- _Task instructions_
Write out the entries below once more, exactly, with the pictures left out.

=-=-=

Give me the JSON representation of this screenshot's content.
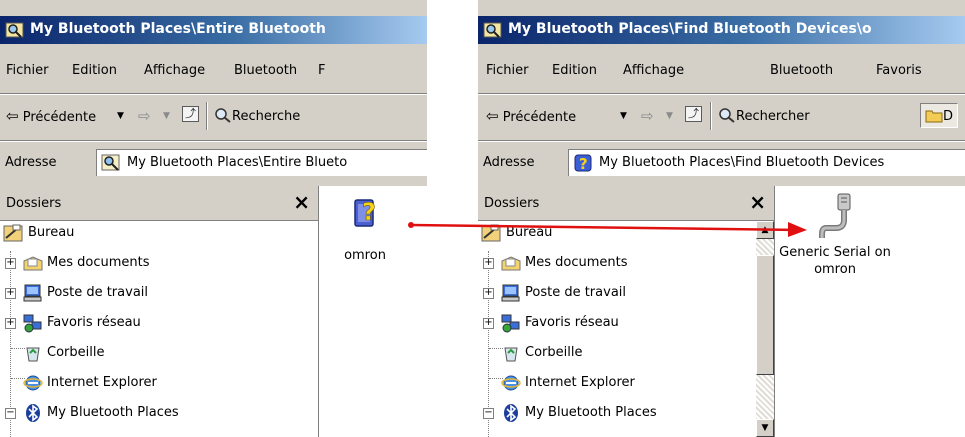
{
  "left_window": {
    "title": "My Bluetooth Places\\Entire Bluetooth",
    "menu": [
      "Fichier",
      "Edition",
      "Affichage",
      "Bluetooth",
      "F"
    ],
    "toolbar": {
      "back_label": "Précédente",
      "search_label": "Recherche"
    },
    "address": {
      "label": "Adresse",
      "value": "My Bluetooth Places\\Entire Blueto"
    },
    "folders": {
      "title": "Dossiers",
      "close": "×",
      "items": [
        "Bureau",
        "Mes documents",
        "Poste de travail",
        "Favoris réseau",
        "Corbeille",
        "Internet Explorer",
        "My Bluetooth Places"
      ]
    },
    "content": {
      "items": [
        {
          "label": "omron",
          "icon": "unknown-bluetooth-device-icon"
        }
      ]
    }
  },
  "right_window": {
    "title": "My Bluetooth Places\\Find Bluetooth Devices\\o",
    "menu": [
      "Fichier",
      "Edition",
      "Affichage",
      "Bluetooth",
      "Favoris"
    ],
    "toolbar": {
      "back_label": "Précédente",
      "search_label": "Rechercher",
      "folders_label": "D"
    },
    "address": {
      "label": "Adresse",
      "value": "My Bluetooth Places\\Find Bluetooth Devices"
    },
    "folders": {
      "title": "Dossiers",
      "close": "×",
      "items": [
        "Bureau",
        "Mes documents",
        "Poste de travail",
        "Favoris réseau",
        "Corbeille",
        "Internet Explorer",
        "My Bluetooth Places"
      ]
    },
    "content": {
      "items": [
        {
          "label_line1": "Generic Serial on",
          "label_line2": "omron",
          "icon": "serial-port-icon"
        }
      ]
    }
  },
  "colors": {
    "titlebar_start": "#0a246a",
    "titlebar_end": "#a6caf0",
    "annotation_arrow": "#e01010",
    "chrome": "#d4d0c8"
  }
}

=-=-=

- _Result_
Give me the JSON representation of this screenshot's content.
{
  "left_window": {
    "title": "My Bluetooth Places\\Entire Bluetooth",
    "menu": [
      "Fichier",
      "Edition",
      "Affichage",
      "Bluetooth",
      "F"
    ],
    "toolbar": {
      "back_label": "Précédente",
      "search_label": "Recherche"
    },
    "address": {
      "label": "Adresse",
      "value": "My Bluetooth Places\\Entire Blueto"
    },
    "folders": {
      "title": "Dossiers",
      "close": "×",
      "items": [
        "Bureau",
        "Mes documents",
        "Poste de travail",
        "Favoris réseau",
        "Corbeille",
        "Internet Explorer",
        "My Bluetooth Places"
      ]
    },
    "content": {
      "items": [
        {
          "label": "omron",
          "icon": "unknown-bluetooth-device-icon"
        }
      ]
    }
  },
  "right_window": {
    "title": "My Bluetooth Places\\Find Bluetooth Devices\\o",
    "menu": [
      "Fichier",
      "Edition",
      "Affichage",
      "Bluetooth",
      "Favoris"
    ],
    "toolbar": {
      "back_label": "Précédente",
      "search_label": "Rechercher",
      "folders_label": "D"
    },
    "address": {
      "label": "Adresse",
      "value": "My Bluetooth Places\\Find Bluetooth Devices"
    },
    "folders": {
      "title": "Dossiers",
      "close": "×",
      "items": [
        "Bureau",
        "Mes documents",
        "Poste de travail",
        "Favoris réseau",
        "Corbeille",
        "Internet Explorer",
        "My Bluetooth Places"
      ]
    },
    "content": {
      "items": [
        {
          "label_line1": "Generic Serial on",
          "label_line2": "omron",
          "icon": "serial-port-icon"
        }
      ]
    }
  },
  "colors": {
    "titlebar_start": "#0a246a",
    "titlebar_end": "#a6caf0",
    "annotation_arrow": "#e01010",
    "chrome": "#d4d0c8"
  }
}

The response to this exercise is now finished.